# Data shown
---

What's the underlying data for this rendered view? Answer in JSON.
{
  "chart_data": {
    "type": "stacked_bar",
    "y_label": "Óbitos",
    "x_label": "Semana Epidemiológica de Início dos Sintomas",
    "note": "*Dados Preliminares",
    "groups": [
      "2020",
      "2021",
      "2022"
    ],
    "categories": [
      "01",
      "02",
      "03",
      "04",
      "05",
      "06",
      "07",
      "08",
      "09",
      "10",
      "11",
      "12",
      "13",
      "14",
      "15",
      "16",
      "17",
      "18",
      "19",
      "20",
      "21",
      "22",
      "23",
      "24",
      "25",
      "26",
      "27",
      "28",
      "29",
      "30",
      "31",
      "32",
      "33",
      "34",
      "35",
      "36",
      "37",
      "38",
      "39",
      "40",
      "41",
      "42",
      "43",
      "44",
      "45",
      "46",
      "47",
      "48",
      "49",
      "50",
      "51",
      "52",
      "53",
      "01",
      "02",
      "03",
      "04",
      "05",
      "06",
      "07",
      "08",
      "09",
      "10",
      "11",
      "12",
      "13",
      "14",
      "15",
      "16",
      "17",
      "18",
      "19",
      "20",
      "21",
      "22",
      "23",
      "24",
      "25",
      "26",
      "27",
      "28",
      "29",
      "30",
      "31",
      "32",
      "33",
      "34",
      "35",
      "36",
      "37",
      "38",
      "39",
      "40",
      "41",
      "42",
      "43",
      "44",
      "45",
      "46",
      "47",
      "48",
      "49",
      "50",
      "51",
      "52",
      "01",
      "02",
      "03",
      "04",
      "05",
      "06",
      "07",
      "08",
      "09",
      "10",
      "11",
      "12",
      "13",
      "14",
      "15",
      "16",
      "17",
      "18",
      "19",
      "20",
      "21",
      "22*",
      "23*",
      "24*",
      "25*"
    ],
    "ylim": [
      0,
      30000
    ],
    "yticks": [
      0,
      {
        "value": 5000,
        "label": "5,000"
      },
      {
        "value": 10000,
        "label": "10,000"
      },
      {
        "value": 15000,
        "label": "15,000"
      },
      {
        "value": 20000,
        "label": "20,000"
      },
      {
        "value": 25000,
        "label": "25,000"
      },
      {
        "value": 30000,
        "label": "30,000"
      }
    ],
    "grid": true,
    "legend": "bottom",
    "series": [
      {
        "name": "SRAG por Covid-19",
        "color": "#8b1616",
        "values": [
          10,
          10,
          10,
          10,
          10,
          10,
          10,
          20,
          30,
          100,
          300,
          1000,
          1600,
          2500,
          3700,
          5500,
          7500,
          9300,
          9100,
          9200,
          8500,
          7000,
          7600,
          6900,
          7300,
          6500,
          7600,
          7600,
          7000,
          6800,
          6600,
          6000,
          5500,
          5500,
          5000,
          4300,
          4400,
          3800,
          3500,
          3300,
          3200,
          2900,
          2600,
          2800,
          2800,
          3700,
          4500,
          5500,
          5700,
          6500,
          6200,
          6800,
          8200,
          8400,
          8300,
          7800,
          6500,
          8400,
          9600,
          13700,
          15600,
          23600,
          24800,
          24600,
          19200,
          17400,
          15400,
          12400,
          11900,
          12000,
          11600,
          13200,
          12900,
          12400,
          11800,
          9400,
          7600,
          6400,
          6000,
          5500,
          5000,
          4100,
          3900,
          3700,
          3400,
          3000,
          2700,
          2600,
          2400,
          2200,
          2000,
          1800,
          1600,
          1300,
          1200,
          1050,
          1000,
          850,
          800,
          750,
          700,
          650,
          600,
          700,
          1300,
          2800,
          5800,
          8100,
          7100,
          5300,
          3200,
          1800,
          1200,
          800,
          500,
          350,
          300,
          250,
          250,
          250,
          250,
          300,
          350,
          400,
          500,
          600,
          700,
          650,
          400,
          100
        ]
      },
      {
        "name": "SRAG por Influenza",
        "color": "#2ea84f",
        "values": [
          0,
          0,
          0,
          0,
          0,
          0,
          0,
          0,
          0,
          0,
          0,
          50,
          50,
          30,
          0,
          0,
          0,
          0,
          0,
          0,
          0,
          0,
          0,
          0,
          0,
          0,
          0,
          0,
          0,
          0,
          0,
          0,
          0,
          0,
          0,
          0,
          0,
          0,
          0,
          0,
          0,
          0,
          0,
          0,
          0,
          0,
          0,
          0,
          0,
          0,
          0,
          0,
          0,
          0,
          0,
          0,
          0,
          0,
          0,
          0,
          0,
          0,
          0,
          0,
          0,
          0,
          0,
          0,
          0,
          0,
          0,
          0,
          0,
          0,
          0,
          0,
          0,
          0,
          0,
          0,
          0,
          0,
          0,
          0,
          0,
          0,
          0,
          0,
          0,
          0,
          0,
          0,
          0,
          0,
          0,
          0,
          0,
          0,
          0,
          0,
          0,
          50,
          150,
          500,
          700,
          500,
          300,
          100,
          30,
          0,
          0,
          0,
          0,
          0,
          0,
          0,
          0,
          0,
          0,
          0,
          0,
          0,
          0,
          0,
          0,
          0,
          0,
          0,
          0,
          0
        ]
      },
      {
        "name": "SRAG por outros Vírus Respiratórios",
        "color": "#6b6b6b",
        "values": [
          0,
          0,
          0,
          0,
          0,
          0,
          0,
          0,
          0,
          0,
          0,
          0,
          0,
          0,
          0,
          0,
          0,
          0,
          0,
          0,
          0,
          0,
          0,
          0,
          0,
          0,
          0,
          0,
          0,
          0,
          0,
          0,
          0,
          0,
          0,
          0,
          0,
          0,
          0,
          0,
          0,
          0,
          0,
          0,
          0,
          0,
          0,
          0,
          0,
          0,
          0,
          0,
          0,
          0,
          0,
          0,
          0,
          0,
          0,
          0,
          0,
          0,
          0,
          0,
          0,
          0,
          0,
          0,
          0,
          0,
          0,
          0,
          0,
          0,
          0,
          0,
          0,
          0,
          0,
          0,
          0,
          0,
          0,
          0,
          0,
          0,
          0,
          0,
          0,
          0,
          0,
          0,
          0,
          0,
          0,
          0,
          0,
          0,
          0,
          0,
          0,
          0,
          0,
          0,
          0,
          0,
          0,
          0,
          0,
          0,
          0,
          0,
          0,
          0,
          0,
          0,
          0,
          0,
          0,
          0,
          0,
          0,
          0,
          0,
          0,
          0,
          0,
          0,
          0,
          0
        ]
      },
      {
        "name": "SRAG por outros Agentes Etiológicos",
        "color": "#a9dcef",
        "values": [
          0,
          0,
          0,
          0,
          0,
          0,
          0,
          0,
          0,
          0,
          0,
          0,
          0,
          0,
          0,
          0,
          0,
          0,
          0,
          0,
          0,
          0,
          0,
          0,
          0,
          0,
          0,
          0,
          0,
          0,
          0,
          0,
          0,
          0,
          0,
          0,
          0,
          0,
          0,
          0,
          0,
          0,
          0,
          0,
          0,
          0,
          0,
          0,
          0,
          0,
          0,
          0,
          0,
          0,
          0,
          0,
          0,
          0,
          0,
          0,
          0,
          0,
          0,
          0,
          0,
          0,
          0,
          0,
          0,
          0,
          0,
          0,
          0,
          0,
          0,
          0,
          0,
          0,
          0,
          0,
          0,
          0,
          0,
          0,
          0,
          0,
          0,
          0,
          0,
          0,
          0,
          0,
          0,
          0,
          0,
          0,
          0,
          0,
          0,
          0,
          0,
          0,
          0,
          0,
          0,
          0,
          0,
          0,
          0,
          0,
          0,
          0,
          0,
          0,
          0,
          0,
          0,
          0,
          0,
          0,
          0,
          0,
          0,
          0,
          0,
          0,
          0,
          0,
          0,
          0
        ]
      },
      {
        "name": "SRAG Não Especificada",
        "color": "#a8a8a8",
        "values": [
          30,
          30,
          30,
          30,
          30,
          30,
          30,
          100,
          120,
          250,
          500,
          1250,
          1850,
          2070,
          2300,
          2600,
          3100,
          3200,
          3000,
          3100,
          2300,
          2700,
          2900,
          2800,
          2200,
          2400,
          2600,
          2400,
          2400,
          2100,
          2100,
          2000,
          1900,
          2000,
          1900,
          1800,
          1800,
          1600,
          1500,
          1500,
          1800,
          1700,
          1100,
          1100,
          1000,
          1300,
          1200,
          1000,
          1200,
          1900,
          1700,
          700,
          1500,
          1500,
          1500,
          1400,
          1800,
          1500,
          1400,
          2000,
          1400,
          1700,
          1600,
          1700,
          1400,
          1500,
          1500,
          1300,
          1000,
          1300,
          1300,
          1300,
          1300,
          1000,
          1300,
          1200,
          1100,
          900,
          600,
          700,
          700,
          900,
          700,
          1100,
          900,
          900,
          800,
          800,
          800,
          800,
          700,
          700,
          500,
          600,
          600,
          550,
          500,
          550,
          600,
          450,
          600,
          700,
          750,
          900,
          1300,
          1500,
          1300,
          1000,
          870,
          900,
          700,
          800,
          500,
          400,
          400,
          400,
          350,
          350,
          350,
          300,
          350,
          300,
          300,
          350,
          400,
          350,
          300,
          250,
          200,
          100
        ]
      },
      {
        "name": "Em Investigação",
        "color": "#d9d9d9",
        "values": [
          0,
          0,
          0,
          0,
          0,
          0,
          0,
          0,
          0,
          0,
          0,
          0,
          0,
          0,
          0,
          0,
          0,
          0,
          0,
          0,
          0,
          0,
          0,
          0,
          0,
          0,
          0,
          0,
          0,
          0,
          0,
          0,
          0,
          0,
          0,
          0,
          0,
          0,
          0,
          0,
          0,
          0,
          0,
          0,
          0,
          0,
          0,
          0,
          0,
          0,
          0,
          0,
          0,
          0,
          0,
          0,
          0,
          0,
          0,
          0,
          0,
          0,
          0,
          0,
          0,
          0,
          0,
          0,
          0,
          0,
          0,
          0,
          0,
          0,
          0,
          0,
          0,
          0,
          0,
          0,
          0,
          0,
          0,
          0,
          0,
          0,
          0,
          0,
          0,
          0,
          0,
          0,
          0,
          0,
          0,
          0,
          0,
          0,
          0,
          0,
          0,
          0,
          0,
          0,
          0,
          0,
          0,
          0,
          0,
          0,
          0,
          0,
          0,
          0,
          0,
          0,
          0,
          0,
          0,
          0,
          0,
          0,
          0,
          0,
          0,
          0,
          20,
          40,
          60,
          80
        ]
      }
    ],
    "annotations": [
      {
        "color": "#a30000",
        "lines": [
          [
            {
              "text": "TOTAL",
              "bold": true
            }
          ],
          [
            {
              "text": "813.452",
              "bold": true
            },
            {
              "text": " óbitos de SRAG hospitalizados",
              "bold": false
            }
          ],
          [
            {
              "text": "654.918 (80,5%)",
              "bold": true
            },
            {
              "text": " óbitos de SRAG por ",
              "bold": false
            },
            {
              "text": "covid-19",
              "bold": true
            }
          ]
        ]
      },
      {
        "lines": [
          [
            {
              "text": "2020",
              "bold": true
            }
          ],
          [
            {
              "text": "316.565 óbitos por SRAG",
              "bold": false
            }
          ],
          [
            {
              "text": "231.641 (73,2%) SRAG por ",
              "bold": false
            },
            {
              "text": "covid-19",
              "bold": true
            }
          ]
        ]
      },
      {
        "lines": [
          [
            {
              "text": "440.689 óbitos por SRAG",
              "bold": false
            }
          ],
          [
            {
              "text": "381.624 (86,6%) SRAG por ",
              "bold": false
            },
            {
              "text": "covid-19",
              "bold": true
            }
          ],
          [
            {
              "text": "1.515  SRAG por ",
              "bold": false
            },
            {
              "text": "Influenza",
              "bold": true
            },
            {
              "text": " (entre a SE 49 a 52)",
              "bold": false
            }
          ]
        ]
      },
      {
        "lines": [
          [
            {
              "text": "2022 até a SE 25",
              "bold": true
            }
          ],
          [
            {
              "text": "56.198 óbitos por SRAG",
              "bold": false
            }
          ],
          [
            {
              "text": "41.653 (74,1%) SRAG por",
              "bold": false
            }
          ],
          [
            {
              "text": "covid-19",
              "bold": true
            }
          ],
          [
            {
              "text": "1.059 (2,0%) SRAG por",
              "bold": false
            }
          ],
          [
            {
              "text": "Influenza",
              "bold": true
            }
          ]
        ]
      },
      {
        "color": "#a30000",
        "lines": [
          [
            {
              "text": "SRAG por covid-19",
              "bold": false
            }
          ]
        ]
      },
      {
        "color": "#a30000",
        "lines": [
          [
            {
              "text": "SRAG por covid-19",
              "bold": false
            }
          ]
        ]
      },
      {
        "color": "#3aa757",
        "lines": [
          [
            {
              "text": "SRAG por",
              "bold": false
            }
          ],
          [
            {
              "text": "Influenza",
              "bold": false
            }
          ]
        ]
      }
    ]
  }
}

---

# What you have to do
List the lines that contain the word "outros".

# Finished exercise
        "name": "SRAG por outros Vírus Respiratórios",
        "name": "SRAG por outros Agentes Etiológicos",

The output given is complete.